_Work to complete_.
Repeat, exactly and in full, the lines of the listing below, but without any pictures.

_The input_.
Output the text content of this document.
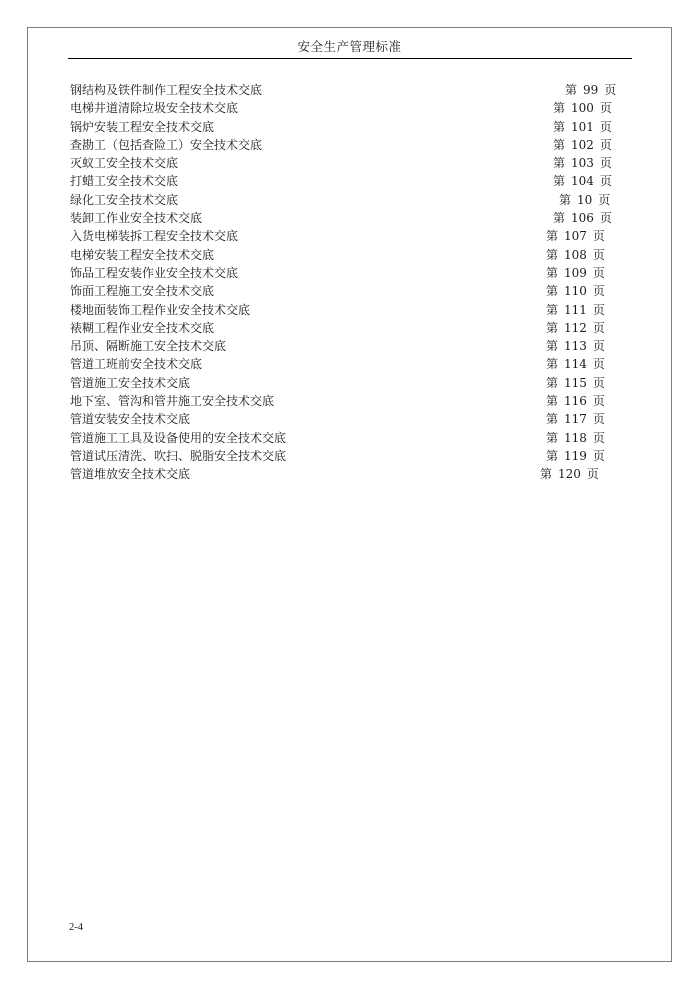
安全生产管理标准
钢结构及铁件制作工程安全技术交底	第 99 页
电梯井道清除垃圾安全技术交底	第 100 页
锅炉安装工程安全技术交底	第 101 页
查勘工（包括查险工）安全技术交底	第 102 页
灭蚁工安全技术交底	第 103 页
打蜡工安全技术交底	第 104 页
绿化工安全技术交底	第 10 页
装卸工作业安全技术交底	第 106 页
入货电梯装拆工程安全技术交底	第 107 页
电梯安装工程安全技术交底	第 108 页
饰品工程安装作业安全技术交底	第 109 页
饰面工程施工安全技术交底	第 110 页
楼地面装饰工程作业安全技术交底	第 111 页
裱糊工程作业安全技术交底	第 112 页
吊顶、隔断施工安全技术交底	第 113 页
管道工班前安全技术交底	第 114 页
管道施工安全技术交底	第 115 页
地下室、管沟和管井施工安全技术交底	第 116 页
管道安装安全技术交底	第 117 页
管道施工工具及设备使用的安全技术交底	第 118 页
管道试压清洗、吹扫、脱脂安全技术交底	第 119 页
管道堆放安全技术交底	第 120 页
2-4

_Response_.
Output the text content of this document.
安全生产管理标准
钢结构及铁件制作工程安全技术交底	第 99 页
电梯井道清除垃圾安全技术交底	第 100 页
锅炉安装工程安全技术交底	第 101 页
查勘工（包括查险工）安全技术交底	第 102 页
灭蚁工安全技术交底	第 103 页
打蜡工安全技术交底	第 104 页
绿化工安全技术交底	第 10 页
装卸工作业安全技术交底	第 106 页
入货电梯装拆工程安全技术交底	第 107 页
电梯安装工程安全技术交底	第 108 页
饰品工程安装作业安全技术交底	第 109 页
饰面工程施工安全技术交底	第 110 页
楼地面装饰工程作业安全技术交底	第 111 页
裱糊工程作业安全技术交底	第 112 页
吊顶、隔断施工安全技术交底	第 113 页
管道工班前安全技术交底	第 114 页
管道施工安全技术交底	第 115 页
地下室、管沟和管井施工安全技术交底	第 116 页
管道安装安全技术交底	第 117 页
管道施工工具及设备使用的安全技术交底	第 118 页
管道试压清洗、吹扫、脱脂安全技术交底	第 119 页
管道堆放安全技术交底	第 120 页
2-4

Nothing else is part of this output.